▶ **EXERCISE PROMPT**:
Go through the data below and gather each line containing "value".

▶ **RECORD EXTRACTS**:

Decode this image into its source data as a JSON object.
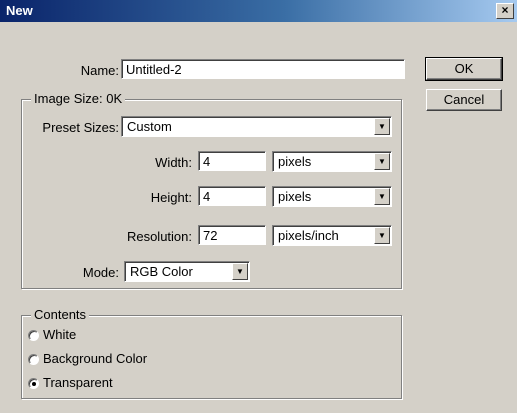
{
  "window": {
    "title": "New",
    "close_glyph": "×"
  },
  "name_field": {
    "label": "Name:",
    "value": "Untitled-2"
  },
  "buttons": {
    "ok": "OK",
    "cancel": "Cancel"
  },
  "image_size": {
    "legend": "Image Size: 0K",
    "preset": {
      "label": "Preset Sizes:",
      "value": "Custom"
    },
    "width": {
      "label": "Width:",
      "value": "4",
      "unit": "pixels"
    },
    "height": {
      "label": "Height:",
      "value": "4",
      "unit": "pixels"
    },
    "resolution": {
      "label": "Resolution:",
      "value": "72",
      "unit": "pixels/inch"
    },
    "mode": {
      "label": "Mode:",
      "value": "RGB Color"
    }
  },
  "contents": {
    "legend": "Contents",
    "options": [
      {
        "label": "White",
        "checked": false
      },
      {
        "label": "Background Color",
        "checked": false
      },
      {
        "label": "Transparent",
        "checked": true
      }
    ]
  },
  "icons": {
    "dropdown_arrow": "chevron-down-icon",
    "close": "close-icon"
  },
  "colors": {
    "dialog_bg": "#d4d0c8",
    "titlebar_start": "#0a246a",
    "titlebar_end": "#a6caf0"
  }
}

▶ **COMPLETED EXERCISE**:
    "value": "Untitled-2"
      "value": "Custom"
      "value": "4",
      "value": "4",
      "value": "72",
      "value": "RGB Color"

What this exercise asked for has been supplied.